Records:
----------------
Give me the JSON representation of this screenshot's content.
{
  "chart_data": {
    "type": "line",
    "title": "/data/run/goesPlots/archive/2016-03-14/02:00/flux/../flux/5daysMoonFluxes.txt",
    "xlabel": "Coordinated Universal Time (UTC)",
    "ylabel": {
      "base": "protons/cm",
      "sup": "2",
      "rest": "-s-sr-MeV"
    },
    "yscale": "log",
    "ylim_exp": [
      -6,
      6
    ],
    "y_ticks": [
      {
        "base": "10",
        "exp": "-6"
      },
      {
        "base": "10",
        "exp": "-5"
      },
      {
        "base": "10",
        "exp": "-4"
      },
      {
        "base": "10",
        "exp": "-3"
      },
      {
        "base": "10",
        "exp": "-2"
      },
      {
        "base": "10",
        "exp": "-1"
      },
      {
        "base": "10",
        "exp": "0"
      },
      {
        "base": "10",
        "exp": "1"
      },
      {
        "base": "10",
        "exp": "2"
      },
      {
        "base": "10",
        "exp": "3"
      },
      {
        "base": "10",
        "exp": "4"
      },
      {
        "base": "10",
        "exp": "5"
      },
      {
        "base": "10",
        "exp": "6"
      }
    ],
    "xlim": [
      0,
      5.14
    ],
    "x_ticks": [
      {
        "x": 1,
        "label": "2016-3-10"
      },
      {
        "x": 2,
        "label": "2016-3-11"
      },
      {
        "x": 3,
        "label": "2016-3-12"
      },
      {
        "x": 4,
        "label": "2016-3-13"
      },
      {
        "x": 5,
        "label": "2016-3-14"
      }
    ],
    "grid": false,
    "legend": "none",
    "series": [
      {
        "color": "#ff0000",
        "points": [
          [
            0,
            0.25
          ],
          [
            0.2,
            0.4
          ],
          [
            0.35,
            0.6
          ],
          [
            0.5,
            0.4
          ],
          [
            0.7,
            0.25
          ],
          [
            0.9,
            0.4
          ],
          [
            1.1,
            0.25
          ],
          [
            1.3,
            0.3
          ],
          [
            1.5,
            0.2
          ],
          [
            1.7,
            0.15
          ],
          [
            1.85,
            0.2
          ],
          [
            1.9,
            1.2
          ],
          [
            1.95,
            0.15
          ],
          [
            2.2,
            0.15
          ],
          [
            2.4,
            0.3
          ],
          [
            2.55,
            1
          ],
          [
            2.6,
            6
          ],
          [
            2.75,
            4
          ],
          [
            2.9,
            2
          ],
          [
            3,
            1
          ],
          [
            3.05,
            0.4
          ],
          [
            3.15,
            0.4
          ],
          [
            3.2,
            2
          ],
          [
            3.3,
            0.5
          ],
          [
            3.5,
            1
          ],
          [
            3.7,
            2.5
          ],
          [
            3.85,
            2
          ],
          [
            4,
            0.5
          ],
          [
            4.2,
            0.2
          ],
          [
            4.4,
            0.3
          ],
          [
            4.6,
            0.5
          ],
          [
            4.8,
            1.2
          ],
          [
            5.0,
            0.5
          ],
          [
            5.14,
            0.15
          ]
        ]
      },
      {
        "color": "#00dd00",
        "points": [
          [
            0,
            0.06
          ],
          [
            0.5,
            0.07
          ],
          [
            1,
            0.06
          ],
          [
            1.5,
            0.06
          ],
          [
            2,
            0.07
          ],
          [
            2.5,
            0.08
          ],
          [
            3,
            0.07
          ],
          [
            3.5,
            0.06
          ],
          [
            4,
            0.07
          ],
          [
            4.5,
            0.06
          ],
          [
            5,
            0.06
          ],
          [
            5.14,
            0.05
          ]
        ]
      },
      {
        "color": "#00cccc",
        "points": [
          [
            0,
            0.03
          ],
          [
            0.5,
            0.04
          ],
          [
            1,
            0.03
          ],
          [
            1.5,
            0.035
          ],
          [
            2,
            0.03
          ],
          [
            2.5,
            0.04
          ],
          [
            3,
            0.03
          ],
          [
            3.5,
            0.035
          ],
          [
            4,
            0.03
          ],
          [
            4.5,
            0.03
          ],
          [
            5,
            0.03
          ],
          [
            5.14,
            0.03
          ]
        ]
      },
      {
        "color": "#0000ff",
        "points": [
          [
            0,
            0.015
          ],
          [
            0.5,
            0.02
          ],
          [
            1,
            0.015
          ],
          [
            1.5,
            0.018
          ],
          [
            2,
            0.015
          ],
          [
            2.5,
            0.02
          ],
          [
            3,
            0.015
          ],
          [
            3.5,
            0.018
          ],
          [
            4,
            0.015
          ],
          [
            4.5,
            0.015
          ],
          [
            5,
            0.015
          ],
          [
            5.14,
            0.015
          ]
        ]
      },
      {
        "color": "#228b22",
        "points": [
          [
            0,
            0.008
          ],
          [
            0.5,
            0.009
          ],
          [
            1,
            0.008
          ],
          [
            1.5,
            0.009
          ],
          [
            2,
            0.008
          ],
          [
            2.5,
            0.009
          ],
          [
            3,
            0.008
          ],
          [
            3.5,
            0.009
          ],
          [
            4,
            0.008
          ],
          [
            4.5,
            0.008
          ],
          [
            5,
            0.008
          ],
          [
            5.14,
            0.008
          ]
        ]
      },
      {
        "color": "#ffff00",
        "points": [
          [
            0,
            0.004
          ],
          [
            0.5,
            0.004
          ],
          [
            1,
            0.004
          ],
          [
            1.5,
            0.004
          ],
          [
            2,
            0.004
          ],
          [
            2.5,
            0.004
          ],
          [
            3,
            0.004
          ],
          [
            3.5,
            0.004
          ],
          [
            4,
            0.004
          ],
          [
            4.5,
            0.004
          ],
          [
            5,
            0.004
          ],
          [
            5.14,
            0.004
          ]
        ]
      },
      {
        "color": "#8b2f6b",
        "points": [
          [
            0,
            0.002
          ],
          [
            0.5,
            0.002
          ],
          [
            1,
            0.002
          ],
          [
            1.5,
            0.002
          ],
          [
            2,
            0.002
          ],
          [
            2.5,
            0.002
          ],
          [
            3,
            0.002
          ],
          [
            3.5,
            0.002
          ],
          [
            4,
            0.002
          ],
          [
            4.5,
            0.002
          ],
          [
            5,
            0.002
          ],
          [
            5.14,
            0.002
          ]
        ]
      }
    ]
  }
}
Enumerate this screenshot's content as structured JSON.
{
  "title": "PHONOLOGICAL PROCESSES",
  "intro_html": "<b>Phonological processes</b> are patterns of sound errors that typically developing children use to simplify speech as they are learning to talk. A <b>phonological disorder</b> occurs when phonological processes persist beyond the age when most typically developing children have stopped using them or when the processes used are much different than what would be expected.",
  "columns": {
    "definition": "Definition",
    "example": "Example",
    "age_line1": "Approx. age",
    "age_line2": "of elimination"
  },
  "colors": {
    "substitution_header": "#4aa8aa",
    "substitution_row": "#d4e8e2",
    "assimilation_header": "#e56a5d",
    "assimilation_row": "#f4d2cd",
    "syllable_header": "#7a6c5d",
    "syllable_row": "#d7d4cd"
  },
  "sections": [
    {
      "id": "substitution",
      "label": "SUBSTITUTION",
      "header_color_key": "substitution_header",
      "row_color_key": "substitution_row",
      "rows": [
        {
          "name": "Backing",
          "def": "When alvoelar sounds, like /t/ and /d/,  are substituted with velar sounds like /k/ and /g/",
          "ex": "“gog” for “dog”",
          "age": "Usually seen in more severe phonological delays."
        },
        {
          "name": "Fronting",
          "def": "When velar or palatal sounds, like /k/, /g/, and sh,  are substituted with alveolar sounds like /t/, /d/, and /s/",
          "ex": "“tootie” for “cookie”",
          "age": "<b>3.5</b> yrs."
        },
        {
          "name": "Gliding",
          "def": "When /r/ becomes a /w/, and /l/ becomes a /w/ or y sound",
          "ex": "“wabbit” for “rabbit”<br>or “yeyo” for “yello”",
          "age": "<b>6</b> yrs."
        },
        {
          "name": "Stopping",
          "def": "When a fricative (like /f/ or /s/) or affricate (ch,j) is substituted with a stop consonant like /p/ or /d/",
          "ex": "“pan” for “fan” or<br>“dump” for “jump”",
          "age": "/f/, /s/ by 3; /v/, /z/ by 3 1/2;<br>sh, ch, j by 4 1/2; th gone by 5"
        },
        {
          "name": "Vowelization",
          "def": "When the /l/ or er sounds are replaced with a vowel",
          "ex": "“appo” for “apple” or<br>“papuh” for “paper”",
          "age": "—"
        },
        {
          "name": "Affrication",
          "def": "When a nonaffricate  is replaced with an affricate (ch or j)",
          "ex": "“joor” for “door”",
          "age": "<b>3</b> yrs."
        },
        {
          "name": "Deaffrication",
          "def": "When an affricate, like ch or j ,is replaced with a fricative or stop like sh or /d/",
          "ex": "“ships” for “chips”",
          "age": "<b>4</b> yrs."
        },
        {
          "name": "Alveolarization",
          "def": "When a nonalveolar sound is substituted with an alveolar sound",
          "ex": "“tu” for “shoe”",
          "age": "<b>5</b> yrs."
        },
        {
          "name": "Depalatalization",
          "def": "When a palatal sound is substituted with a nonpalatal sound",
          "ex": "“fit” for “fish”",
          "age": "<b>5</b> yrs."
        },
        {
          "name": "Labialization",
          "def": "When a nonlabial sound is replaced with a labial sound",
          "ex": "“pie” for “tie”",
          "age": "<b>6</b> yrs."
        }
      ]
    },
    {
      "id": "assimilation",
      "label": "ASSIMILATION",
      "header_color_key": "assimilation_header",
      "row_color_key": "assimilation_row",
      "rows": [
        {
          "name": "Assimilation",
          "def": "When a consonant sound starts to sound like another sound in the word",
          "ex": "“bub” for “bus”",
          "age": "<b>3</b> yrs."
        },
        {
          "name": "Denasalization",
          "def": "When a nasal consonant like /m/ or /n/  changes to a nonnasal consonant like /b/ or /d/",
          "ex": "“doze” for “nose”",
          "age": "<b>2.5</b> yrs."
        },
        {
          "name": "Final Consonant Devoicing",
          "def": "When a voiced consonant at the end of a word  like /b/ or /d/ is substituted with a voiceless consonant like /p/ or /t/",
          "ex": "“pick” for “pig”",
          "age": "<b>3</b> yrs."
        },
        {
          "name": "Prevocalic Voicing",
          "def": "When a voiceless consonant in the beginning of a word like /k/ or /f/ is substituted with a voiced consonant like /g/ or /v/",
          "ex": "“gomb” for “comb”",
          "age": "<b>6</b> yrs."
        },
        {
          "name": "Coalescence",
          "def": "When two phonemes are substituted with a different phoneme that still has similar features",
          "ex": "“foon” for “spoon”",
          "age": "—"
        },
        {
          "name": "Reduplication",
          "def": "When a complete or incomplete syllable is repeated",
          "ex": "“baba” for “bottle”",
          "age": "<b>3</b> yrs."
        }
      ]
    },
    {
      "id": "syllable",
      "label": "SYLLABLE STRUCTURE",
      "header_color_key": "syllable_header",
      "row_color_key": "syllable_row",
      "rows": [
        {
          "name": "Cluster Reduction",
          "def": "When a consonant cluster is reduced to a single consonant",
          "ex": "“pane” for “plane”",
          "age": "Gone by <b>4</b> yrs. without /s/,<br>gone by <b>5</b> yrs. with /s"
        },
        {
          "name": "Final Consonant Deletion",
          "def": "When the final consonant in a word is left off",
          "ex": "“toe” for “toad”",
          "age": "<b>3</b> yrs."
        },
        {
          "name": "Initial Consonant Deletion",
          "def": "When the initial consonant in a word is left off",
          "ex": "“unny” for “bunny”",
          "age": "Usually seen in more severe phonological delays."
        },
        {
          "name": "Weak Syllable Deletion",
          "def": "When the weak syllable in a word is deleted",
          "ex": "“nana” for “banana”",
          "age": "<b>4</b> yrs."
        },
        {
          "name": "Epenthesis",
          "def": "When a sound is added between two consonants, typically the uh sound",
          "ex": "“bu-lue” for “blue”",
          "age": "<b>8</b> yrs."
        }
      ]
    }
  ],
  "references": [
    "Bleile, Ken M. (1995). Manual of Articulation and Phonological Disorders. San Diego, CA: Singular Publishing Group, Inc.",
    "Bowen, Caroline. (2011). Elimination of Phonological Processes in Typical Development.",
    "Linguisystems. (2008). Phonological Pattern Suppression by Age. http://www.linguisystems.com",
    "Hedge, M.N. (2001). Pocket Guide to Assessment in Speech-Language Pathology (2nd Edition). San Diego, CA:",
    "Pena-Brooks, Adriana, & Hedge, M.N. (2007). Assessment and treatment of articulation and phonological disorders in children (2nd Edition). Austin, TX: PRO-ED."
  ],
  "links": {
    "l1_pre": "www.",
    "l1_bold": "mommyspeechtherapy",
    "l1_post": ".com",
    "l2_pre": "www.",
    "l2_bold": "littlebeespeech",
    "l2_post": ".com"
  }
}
----------------
● **Required task**: Find every line of the data that holds the string "left", then say how many there are and nothing else.

● **Response**: 2